▶ Data in this exercise:
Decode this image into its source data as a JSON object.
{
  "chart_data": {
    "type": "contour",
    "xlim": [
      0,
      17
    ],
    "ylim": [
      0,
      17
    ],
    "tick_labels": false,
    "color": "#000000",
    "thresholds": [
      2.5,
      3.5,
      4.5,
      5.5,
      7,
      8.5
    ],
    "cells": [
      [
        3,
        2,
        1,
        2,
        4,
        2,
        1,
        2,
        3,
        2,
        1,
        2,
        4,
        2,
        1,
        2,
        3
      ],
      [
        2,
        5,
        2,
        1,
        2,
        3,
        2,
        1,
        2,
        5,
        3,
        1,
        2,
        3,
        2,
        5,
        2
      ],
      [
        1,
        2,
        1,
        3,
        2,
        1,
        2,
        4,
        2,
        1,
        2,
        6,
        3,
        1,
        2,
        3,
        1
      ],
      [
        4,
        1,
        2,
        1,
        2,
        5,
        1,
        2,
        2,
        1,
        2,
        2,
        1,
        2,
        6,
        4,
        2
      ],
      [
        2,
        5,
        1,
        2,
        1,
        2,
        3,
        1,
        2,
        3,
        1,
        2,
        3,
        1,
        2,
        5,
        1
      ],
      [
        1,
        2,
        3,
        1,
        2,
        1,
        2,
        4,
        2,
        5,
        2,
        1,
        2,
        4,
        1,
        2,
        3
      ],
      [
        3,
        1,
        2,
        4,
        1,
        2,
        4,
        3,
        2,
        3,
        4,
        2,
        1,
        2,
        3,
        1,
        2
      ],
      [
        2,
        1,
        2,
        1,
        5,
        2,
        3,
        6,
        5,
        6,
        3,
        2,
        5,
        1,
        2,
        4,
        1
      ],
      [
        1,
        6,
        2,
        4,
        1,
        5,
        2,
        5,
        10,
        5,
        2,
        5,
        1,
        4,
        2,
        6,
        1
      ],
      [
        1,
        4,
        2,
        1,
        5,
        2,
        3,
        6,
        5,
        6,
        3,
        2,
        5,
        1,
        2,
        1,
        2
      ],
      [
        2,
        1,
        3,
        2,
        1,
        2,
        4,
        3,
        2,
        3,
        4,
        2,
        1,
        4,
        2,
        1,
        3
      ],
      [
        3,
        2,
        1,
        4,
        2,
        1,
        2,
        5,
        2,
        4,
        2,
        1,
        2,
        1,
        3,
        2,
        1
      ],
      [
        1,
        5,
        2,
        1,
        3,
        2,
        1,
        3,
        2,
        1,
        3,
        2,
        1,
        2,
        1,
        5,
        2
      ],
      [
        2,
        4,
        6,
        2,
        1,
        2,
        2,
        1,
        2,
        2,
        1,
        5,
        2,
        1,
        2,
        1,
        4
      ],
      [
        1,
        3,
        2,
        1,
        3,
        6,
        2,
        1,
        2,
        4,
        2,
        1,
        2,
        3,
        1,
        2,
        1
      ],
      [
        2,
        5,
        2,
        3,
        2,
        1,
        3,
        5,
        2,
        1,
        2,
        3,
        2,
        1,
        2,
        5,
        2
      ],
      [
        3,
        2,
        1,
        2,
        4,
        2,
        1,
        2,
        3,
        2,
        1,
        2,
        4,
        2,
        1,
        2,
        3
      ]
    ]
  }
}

▶ Exercise directions: Transcribe the material above word for word.

▶ Completed exercise:
Decode this image into its source data as a JSON object.
{
  "chart_data": {
    "type": "contour",
    "xlim": [
      0,
      17
    ],
    "ylim": [
      0,
      17
    ],
    "tick_labels": false,
    "color": "#000000",
    "thresholds": [
      2.5,
      3.5,
      4.5,
      5.5,
      7,
      8.5
    ],
    "cells": [
      [
        3,
        2,
        1,
        2,
        4,
        2,
        1,
        2,
        3,
        2,
        1,
        2,
        4,
        2,
        1,
        2,
        3
      ],
      [
        2,
        5,
        2,
        1,
        2,
        3,
        2,
        1,
        2,
        5,
        3,
        1,
        2,
        3,
        2,
        5,
        2
      ],
      [
        1,
        2,
        1,
        3,
        2,
        1,
        2,
        4,
        2,
        1,
        2,
        6,
        3,
        1,
        2,
        3,
        1
      ],
      [
        4,
        1,
        2,
        1,
        2,
        5,
        1,
        2,
        2,
        1,
        2,
        2,
        1,
        2,
        6,
        4,
        2
      ],
      [
        2,
        5,
        1,
        2,
        1,
        2,
        3,
        1,
        2,
        3,
        1,
        2,
        3,
        1,
        2,
        5,
        1
      ],
      [
        1,
        2,
        3,
        1,
        2,
        1,
        2,
        4,
        2,
        5,
        2,
        1,
        2,
        4,
        1,
        2,
        3
      ],
      [
        3,
        1,
        2,
        4,
        1,
        2,
        4,
        3,
        2,
        3,
        4,
        2,
        1,
        2,
        3,
        1,
        2
      ],
      [
        2,
        1,
        2,
        1,
        5,
        2,
        3,
        6,
        5,
        6,
        3,
        2,
        5,
        1,
        2,
        4,
        1
      ],
      [
        1,
        6,
        2,
        4,
        1,
        5,
        2,
        5,
        10,
        5,
        2,
        5,
        1,
        4,
        2,
        6,
        1
      ],
      [
        1,
        4,
        2,
        1,
        5,
        2,
        3,
        6,
        5,
        6,
        3,
        2,
        5,
        1,
        2,
        1,
        2
      ],
      [
        2,
        1,
        3,
        2,
        1,
        2,
        4,
        3,
        2,
        3,
        4,
        2,
        1,
        4,
        2,
        1,
        3
      ],
      [
        3,
        2,
        1,
        4,
        2,
        1,
        2,
        5,
        2,
        4,
        2,
        1,
        2,
        1,
        3,
        2,
        1
      ],
      [
        1,
        5,
        2,
        1,
        3,
        2,
        1,
        3,
        2,
        1,
        3,
        2,
        1,
        2,
        1,
        5,
        2
      ],
      [
        2,
        4,
        6,
        2,
        1,
        2,
        2,
        1,
        2,
        2,
        1,
        5,
        2,
        1,
        2,
        1,
        4
      ],
      [
        1,
        3,
        2,
        1,
        3,
        6,
        2,
        1,
        2,
        4,
        2,
        1,
        2,
        3,
        1,
        2,
        1
      ],
      [
        2,
        5,
        2,
        3,
        2,
        1,
        3,
        5,
        2,
        1,
        2,
        3,
        2,
        1,
        2,
        5,
        2
      ],
      [
        3,
        2,
        1,
        2,
        4,
        2,
        1,
        2,
        3,
        2,
        1,
        2,
        4,
        2,
        1,
        2,
        3
      ]
    ]
  }
}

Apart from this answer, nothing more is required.